═══ LISTED ENTRIES ═══

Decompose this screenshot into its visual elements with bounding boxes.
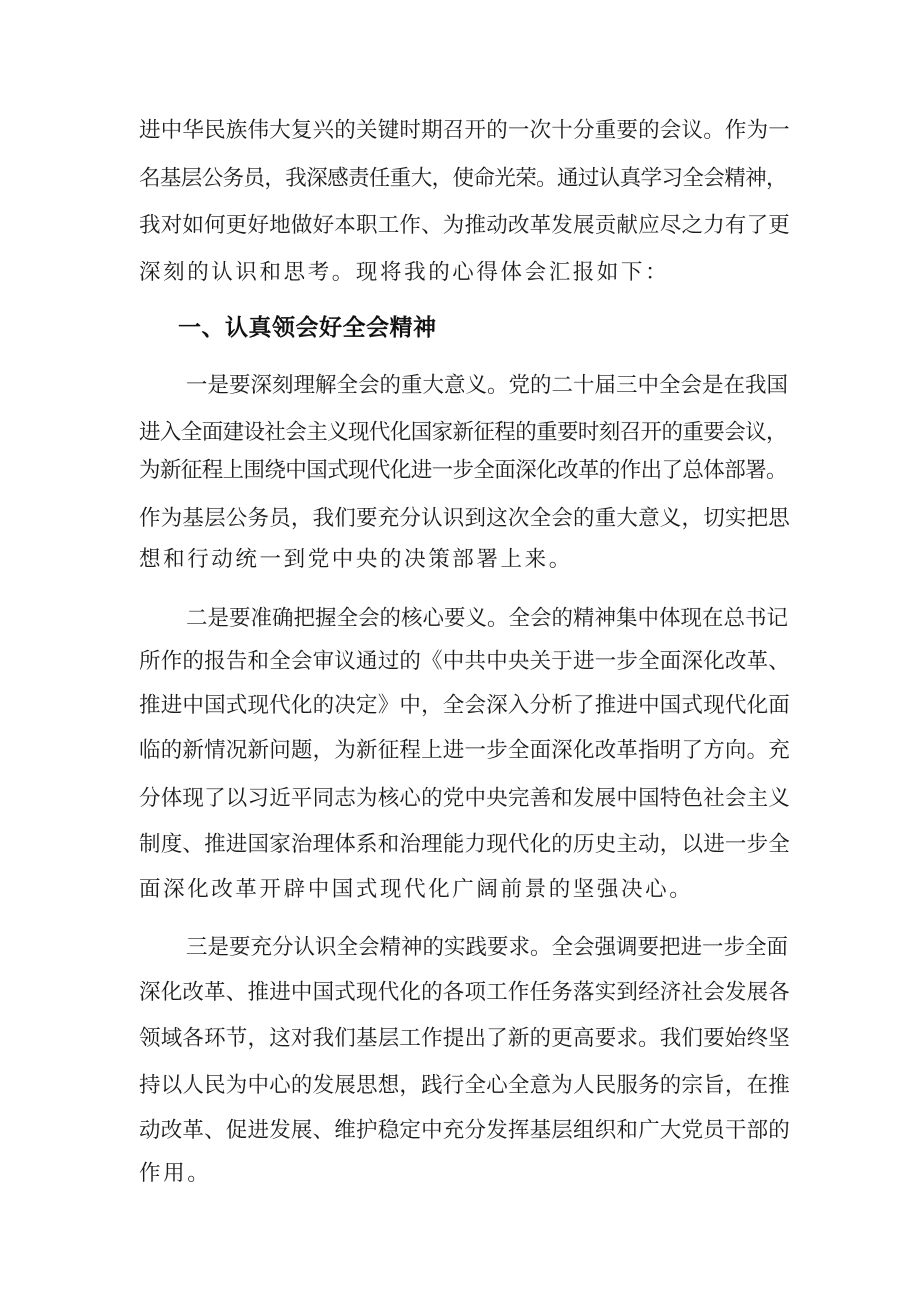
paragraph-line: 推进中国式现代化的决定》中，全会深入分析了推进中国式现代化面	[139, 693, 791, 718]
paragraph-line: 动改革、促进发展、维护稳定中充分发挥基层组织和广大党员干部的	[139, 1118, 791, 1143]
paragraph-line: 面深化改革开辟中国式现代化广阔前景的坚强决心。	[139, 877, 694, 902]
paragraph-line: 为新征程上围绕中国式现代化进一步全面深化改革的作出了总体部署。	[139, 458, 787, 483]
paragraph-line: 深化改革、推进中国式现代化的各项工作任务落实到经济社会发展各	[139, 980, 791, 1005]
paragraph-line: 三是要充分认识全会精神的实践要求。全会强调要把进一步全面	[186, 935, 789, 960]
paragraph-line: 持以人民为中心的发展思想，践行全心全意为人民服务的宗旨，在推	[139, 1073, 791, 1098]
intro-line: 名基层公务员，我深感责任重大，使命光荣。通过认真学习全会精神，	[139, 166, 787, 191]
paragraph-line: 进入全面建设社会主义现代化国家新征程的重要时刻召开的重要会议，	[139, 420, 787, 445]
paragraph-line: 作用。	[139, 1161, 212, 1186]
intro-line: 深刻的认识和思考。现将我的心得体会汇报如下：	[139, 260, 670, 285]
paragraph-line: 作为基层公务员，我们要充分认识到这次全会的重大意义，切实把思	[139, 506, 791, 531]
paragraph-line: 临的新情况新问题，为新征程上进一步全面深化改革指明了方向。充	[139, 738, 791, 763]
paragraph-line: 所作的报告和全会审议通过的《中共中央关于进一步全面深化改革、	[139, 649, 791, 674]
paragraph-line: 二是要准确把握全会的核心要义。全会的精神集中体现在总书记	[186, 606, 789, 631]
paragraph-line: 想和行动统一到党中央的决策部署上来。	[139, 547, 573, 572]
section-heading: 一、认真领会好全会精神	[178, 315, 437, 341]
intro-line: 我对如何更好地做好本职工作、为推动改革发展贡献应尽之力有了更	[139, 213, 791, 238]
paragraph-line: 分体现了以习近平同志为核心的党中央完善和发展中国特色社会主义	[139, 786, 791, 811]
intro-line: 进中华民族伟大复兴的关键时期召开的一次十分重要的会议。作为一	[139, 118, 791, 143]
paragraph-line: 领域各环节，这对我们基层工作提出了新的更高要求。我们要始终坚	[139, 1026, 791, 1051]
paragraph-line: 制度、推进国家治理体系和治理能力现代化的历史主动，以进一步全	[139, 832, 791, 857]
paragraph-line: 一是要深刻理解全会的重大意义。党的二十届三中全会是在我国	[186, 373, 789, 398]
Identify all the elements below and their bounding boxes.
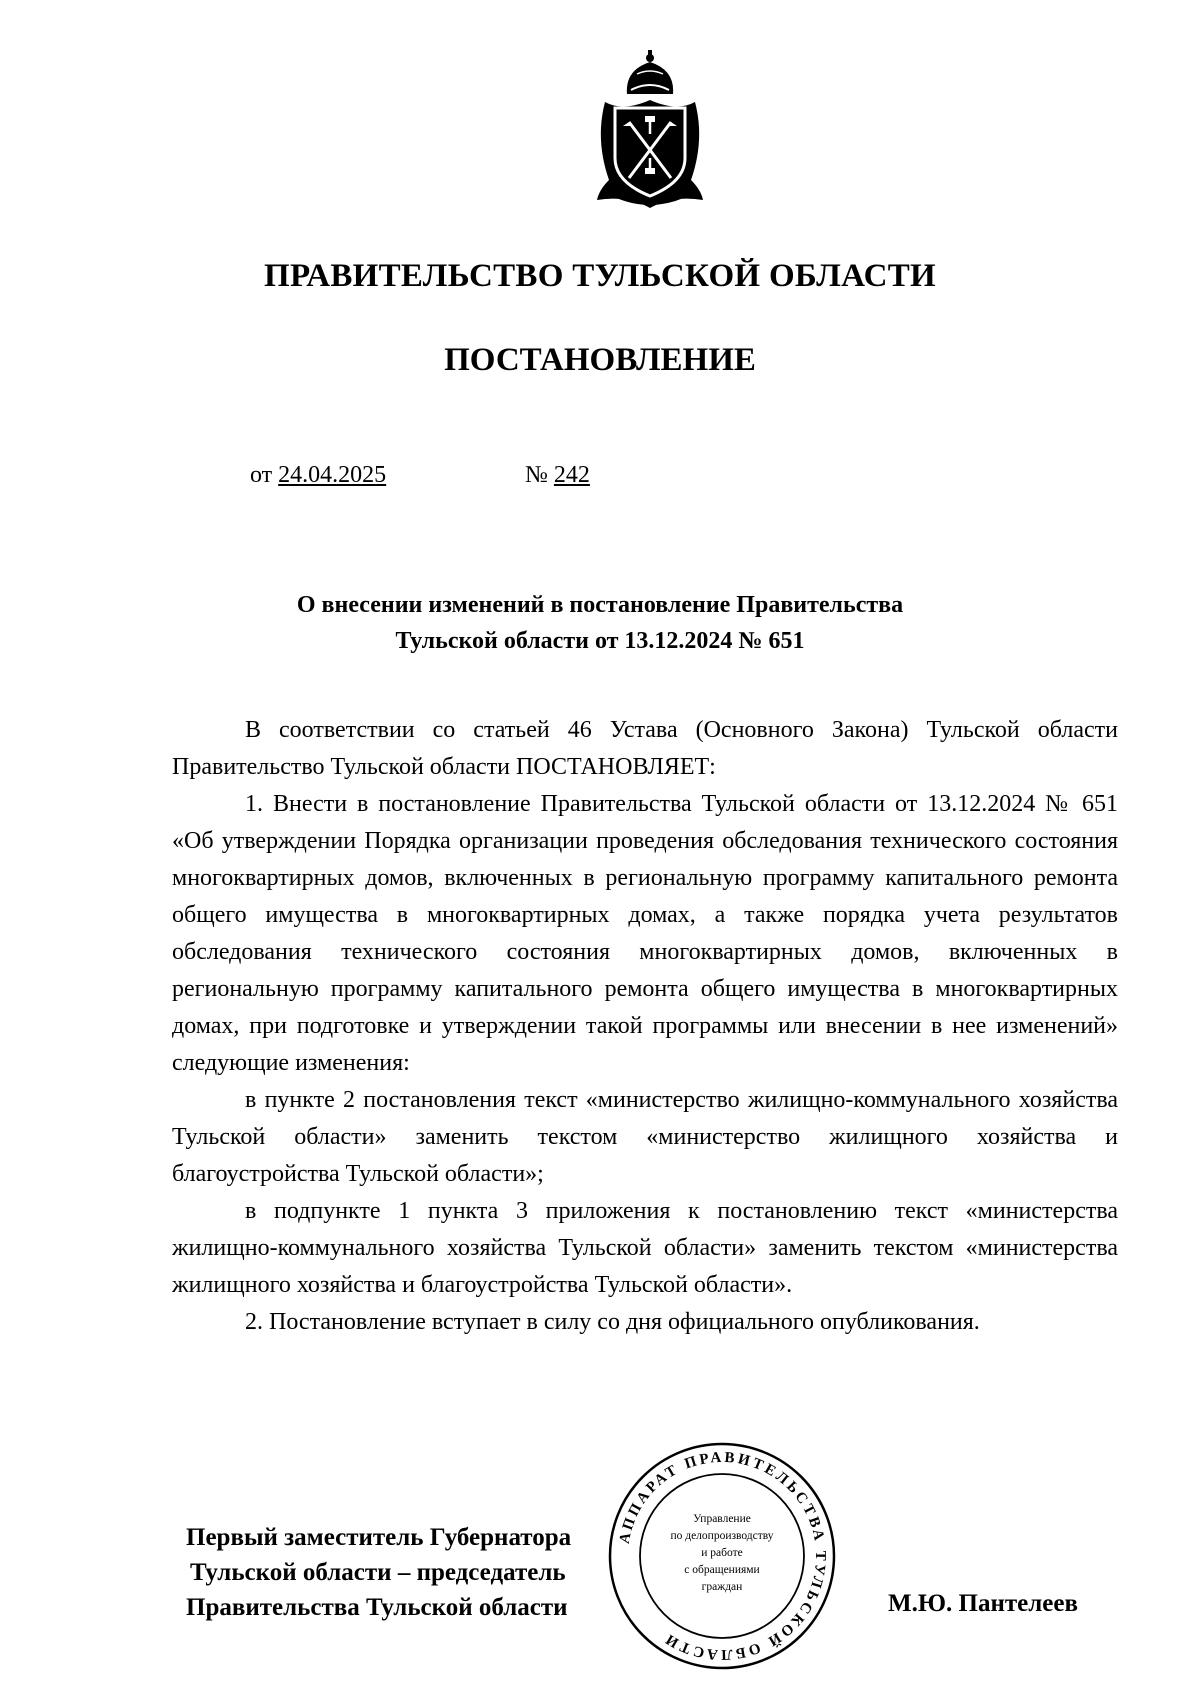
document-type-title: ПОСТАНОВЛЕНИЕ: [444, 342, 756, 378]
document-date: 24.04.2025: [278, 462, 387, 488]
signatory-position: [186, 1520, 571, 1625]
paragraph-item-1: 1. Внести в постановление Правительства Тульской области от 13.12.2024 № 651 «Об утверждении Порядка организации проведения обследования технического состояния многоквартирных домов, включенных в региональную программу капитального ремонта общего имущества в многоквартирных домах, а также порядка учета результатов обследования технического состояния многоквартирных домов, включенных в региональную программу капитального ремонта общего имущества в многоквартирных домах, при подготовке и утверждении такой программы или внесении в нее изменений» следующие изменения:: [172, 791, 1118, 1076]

═══

WHAT TO WORK ON:
Reproduce every line of the listing above verbatim, leaving out the pictures.

ANSWER TO THIS TASK:
Decompose this screenshot into its visual elements with bounding boxes.
paragraph-line: 推进中国式现代化的决定》中，全会深入分析了推进中国式现代化面	[139, 693, 791, 718]
paragraph-line: 动改革、促进发展、维护稳定中充分发挥基层组织和广大党员干部的	[139, 1118, 791, 1143]
paragraph-line: 面深化改革开辟中国式现代化广阔前景的坚强决心。	[139, 877, 694, 902]
paragraph-line: 为新征程上围绕中国式现代化进一步全面深化改革的作出了总体部署。	[139, 458, 787, 483]
paragraph-line: 深化改革、推进中国式现代化的各项工作任务落实到经济社会发展各	[139, 980, 791, 1005]
paragraph-line: 三是要充分认识全会精神的实践要求。全会强调要把进一步全面	[186, 935, 789, 960]
paragraph-line: 持以人民为中心的发展思想，践行全心全意为人民服务的宗旨，在推	[139, 1073, 791, 1098]
intro-line: 名基层公务员，我深感责任重大，使命光荣。通过认真学习全会精神，	[139, 166, 787, 191]
paragraph-line: 进入全面建设社会主义现代化国家新征程的重要时刻召开的重要会议，	[139, 420, 787, 445]
paragraph-line: 作用。	[139, 1161, 212, 1186]
intro-line: 深刻的认识和思考。现将我的心得体会汇报如下：	[139, 260, 670, 285]
paragraph-line: 作为基层公务员，我们要充分认识到这次全会的重大意义，切实把思	[139, 506, 791, 531]
paragraph-line: 临的新情况新问题，为新征程上进一步全面深化改革指明了方向。充	[139, 738, 791, 763]
paragraph-line: 所作的报告和全会审议通过的《中共中央关于进一步全面深化改革、	[139, 649, 791, 674]
paragraph-line: 二是要准确把握全会的核心要义。全会的精神集中体现在总书记	[186, 606, 789, 631]
paragraph-line: 想和行动统一到党中央的决策部署上来。	[139, 547, 573, 572]
section-heading: 一、认真领会好全会精神	[178, 315, 437, 341]
intro-line: 我对如何更好地做好本职工作、为推动改革发展贡献应尽之力有了更	[139, 213, 791, 238]
paragraph-line: 分体现了以习近平同志为核心的党中央完善和发展中国特色社会主义	[139, 786, 791, 811]
intro-line: 进中华民族伟大复兴的关键时期召开的一次十分重要的会议。作为一	[139, 118, 791, 143]
paragraph-line: 领域各环节，这对我们基层工作提出了新的更高要求。我们要始终坚	[139, 1026, 791, 1051]
paragraph-line: 制度、推进国家治理体系和治理能力现代化的历史主动，以进一步全	[139, 832, 791, 857]
paragraph-line: 一是要深刻理解全会的重大意义。党的二十届三中全会是在我国	[186, 373, 789, 398]
Identify all the elements below and their bounding boxes.
document-type-title: ПОСТАНОВЛЕНИЕ: [444, 342, 756, 378]
document-date: 24.04.2025: [278, 462, 387, 488]
signatory-position: [186, 1520, 571, 1625]
paragraph-item-1: 1. Внести в постановление Правительства Тульской области от 13.12.2024 № 651 «Об утверждении Порядка организации проведения обследования технического состояния многоквартирных домов, включенных в региональную программу капитального ремонта общего имущества в многоквартирных домах, а также порядка учета результатов обследования технического состояния многоквартирных домов, включенных в региональную программу капитального ремонта общего имущества в многоквартирных домах, при подготовке и утверждении такой программы или внесении в нее изменений» следующие изменения:: [172, 791, 1118, 1076]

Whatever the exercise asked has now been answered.